- Work to complete -
- 1) In the Lords debate excerpt, what does the speaker say the Government can choose that already tilts the playing field?
- 2) Return everything from "I hear people" down to "the kettle black?" in the Lords debate excerpt, word for word.

- Text segment -
■ ■ ■ ■
The noble Baroness, Lady Morgan, said that we should not get involved in wider issues. I think that is one thing we should be getting involved in because this is clearly going to move effortlessly and seamlessly into a general election. We are talking about changing the franchise in general elections as well. This, I believe, needs a much wider debate than just latching it on to a European referendum Bill. I do not think we should allow this through like this because it will change our franchise altogether on a permanent basis, and that is something which should be discussed at some length.
My noble friend Lord Cormack makes the point that people are not allowed to smoke and drink and so forth at the age of 16 but they can vote. There are a lot of complicated issues here. I also have a slight suspicion, seeing the names of the people who tabled this amendment, that it is designed to improve the position of those people who want to stay in the EU.
I hear people saying no. Let us suppose that an opinion poll came out on 16 and 17 year-olds that was 70:30 in favour of pulling out of the EU. Would we be looking at this amendment now? I can tell you we would not. Let us not fool ourselves. This is all part of trying to tilt the playing field even more in the direction of those who want to stay in the EU. It is already tilted because the Government have the option of choosing the day the referendum will be held, and this is clearly an effort to tilt it even further.
Is this not a case of the pot calling the kettle black?
The noble Lord, Lord Hannay, will have to tell me what amendment I put my name to which tries to tilt the playing field the other way. All we have ever tried to do is keep it level. My God, that is an effort in a House like this, I can tell you.
My Lords, the noble Lord is not alone in his opinion about finding a coherent solution to this age of responsibility. He kindly provided me with the Hansard Society’s submission of evidence to the report conducted by the Youth Select Committee last year, in which it said that,
“a wider debate about the age of maturity”
■ ■ ■ ■
- Records supplied -
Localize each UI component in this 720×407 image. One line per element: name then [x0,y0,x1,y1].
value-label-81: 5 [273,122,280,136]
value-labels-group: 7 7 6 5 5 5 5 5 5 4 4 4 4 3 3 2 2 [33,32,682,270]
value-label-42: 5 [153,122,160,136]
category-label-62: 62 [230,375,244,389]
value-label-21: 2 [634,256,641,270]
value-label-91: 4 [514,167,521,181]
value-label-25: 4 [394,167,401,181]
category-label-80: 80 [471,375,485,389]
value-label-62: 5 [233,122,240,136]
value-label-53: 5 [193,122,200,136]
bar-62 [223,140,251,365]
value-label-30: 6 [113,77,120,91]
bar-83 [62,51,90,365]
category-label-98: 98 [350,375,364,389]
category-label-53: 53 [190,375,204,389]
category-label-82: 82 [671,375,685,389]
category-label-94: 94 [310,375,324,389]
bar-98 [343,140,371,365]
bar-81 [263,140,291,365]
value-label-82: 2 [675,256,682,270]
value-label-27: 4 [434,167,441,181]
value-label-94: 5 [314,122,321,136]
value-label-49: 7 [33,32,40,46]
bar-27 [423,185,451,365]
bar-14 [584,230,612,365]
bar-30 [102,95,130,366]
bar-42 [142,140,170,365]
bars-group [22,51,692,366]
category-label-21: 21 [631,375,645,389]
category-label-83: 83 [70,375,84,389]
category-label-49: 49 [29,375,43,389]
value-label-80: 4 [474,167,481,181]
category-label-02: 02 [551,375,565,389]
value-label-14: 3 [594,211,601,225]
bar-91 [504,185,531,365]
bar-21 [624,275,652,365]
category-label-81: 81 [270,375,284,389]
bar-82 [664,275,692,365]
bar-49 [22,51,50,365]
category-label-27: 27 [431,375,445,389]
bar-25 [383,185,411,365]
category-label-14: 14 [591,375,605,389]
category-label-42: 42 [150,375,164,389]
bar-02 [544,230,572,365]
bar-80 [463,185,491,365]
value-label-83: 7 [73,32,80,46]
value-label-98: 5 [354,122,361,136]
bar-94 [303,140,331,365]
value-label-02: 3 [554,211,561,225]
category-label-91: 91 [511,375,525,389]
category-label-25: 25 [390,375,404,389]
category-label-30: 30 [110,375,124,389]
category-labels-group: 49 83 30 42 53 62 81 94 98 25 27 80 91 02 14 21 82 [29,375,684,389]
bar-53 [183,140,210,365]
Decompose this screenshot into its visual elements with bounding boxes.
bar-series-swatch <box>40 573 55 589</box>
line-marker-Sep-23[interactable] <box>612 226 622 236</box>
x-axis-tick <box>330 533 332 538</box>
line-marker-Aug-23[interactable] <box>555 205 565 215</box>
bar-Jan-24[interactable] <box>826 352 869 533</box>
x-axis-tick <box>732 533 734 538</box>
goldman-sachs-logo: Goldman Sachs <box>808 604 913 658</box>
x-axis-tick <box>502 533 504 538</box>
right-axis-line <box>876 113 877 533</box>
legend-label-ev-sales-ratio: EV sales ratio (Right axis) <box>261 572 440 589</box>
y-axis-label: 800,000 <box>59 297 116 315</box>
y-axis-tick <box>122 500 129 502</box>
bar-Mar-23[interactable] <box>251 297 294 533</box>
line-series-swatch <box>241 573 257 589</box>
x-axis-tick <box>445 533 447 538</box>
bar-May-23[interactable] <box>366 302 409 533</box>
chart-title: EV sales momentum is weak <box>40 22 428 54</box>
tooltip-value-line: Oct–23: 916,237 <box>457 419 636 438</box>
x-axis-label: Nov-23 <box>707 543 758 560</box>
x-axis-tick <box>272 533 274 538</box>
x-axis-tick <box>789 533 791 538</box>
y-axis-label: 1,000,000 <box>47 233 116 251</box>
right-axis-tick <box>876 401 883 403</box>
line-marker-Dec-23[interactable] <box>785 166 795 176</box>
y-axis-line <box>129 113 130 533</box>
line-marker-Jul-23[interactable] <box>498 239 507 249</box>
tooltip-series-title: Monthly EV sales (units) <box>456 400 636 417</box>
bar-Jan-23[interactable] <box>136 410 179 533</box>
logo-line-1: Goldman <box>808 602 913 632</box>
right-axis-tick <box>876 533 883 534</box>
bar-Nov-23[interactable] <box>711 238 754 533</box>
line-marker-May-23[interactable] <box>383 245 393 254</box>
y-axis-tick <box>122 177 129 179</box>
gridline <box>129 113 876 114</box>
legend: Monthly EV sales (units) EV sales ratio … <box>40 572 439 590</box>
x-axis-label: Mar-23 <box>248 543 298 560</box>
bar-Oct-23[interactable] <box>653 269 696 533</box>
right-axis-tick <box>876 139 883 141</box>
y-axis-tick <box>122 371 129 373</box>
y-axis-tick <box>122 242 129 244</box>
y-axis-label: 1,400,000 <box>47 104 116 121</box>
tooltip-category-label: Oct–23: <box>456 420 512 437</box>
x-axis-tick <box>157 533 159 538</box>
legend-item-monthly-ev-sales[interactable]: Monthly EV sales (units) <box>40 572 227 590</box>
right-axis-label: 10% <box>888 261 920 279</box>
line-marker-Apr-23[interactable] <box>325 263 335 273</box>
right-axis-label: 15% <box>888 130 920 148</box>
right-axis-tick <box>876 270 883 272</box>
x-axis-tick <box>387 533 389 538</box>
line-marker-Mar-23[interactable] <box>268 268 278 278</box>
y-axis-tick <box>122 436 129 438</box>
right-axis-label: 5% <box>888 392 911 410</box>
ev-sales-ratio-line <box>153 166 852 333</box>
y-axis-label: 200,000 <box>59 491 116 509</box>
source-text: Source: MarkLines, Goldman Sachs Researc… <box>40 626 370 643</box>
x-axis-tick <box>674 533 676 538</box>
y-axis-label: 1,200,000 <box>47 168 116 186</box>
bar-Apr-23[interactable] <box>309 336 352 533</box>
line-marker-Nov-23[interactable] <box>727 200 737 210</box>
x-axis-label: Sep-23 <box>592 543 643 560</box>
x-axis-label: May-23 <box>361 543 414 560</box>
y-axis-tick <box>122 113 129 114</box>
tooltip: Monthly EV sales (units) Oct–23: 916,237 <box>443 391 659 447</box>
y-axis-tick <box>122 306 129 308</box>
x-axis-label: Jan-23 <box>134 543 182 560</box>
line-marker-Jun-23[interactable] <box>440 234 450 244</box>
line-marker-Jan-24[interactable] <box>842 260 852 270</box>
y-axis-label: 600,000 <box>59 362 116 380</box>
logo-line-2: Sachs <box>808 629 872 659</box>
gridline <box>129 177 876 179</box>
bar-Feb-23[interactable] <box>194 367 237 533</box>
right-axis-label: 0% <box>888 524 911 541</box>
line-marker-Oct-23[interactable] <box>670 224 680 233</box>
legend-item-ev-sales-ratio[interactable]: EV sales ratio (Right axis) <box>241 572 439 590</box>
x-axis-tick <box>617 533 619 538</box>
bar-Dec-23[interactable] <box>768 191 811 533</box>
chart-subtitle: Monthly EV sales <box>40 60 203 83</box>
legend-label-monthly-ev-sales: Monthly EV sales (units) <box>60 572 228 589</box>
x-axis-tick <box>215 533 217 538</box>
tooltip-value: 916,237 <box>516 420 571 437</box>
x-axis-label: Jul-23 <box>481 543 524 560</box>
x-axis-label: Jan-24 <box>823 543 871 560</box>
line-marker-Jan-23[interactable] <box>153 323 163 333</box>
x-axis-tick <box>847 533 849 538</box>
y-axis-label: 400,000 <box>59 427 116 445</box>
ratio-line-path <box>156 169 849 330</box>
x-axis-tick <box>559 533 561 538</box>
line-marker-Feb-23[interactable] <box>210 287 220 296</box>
■ ■ ■ ■
- Written answers -
- 1) The day the referendum will be held.

- 2)
I hear people saying no. Let us suppose that an opinion poll came out on 16 and 17 year-olds that was 70:30 in favour of pulling out of the EU. Would we be looking at this amendment now? I can tell you we would not. Let us not fool ourselves. This is all part of trying to tilt the playing field even more in the direction of those who want to stay in the EU. It is already tilted because the Government have the option of choosing the day the referendum will be held, and this is clearly an effort to tilt it even further.
Is this not a case of the pot calling the kettle black?